▶ [Given instruction]
Copy the detoast patch thread from "That would explain" up to and including "out of that.", replacing "buildfarm" with "build farm".

▶ [Extract to read]

------------------------------

Обсуждение: Re: [PATCHES] Eliminate more detoast copies for packed varlenas

Поиск
Список
Период
Сортировка

Re: [PATCHES] Eliminate more detoast copies for packed varlenas

От
Gregory Stark
Дата:
"Tom Lane" <tgl@sss.pgh.pa.us> writes:

> Gregory Stark <stark@enterprisedb.com> writes:
>> Ok, this removes what should be most if not all of the call sites where we're
>> detoasting text or byteas. In particular it gets all the regexp/like functions
>> and all the trim/pad functions. It also gets hashtext and hash_any.
>
> Applied with some fixes --- you'd missed like_match.c, which doubtless
> explains Guillame's complaint that it didn't work ...

Strange. It passed all regression tests for me and it seems like this is
something that would have been caught even in single-byte mode by a simple
test. It seems to me that like_match.c only used for SIMILAR is that right?
That would explain it as there don't appear to be any tests of SIMILAR.

Separately:

> Although I'd misdiagnosed the reason for the recent failures on buildfarm
> member grebe, I see no reason to revert the 1-byte-header-friendly changes I
> made in varlena.c. Instead, tweak the code a little bit to get more
> advantage out of that.

This may have been a misdiagnosis of the buildfarm failures but it looks like
a correct bug fix to me. That is, it looks like regexp_split_to_array() was
capable of passing a packed varlena to setup_regexp_matches which wasn't
expecting it. But this I don't understand why it wouldn't cause regression
failures and indeed when I tested it with my build it didn't cause any
problems.

------------------------------

▶ [Information shown]

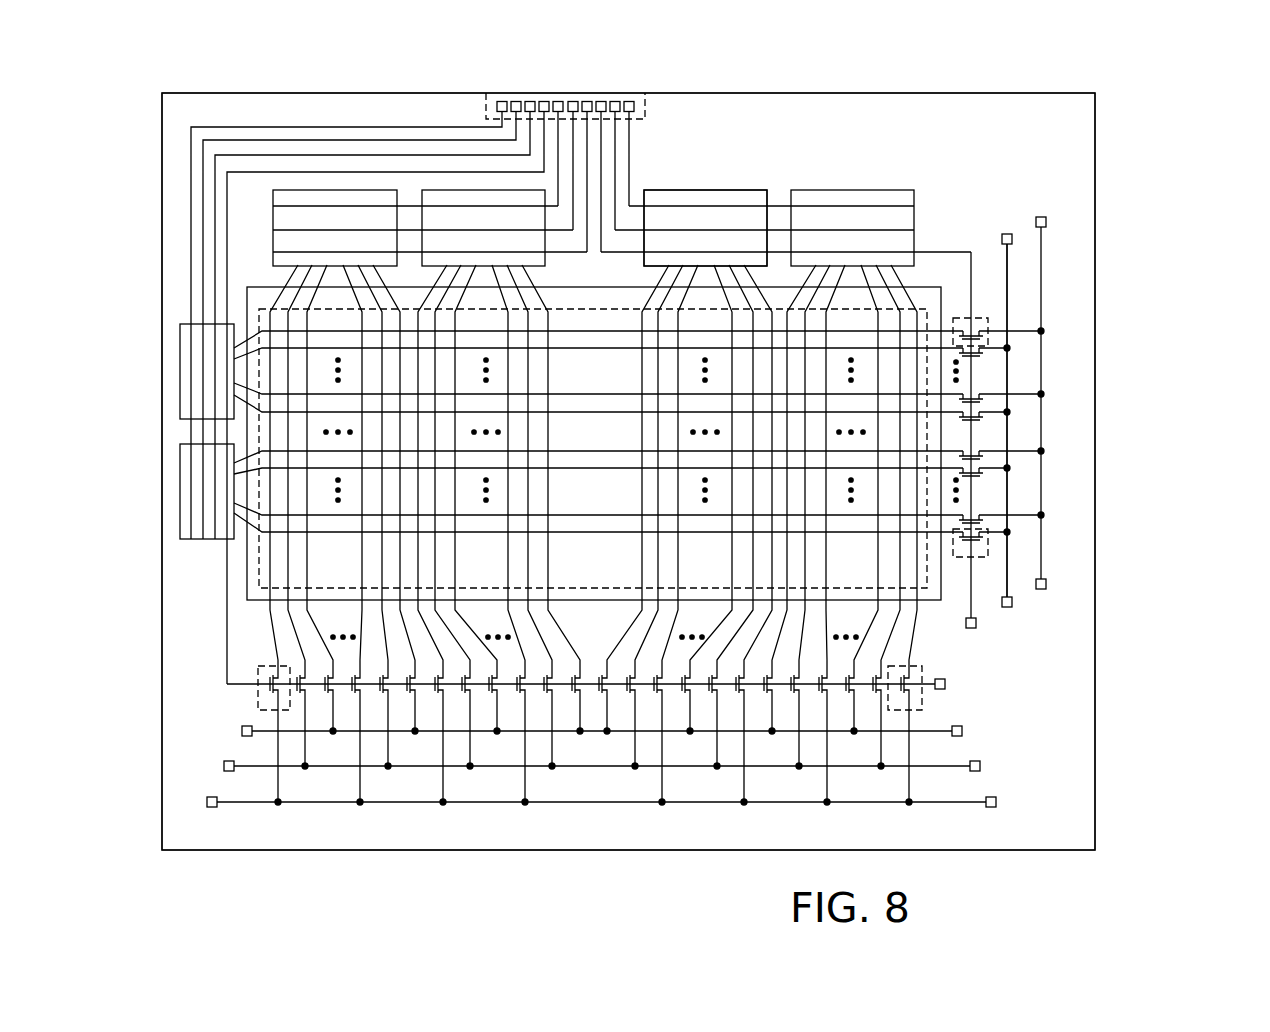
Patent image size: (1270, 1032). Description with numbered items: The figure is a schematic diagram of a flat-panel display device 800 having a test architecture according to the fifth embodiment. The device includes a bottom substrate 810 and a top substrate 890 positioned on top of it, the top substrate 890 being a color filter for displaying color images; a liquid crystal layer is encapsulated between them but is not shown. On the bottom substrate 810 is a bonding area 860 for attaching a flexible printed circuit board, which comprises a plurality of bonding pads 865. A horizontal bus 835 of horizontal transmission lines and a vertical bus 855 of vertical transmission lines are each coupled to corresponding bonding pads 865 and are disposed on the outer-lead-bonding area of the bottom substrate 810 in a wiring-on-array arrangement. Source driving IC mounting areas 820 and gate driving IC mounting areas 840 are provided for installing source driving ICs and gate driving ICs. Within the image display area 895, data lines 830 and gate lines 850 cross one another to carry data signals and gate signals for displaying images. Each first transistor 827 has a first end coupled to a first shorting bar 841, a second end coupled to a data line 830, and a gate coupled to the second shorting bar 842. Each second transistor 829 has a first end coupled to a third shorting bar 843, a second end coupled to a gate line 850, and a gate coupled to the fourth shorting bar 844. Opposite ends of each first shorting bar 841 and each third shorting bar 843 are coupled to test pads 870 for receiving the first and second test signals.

------------------------------

▶ [Response to this task]
That would explain it as there don't appear to be any tests of SIMILAR.

Separately:

> Although I'd misdiagnosed the reason for the recent failures on build farm
> member grebe, I see no reason to revert the 1-byte-header-friendly changes I
> made in varlena.c. Instead, tweak the code a little bit to get more
> advantage out of that.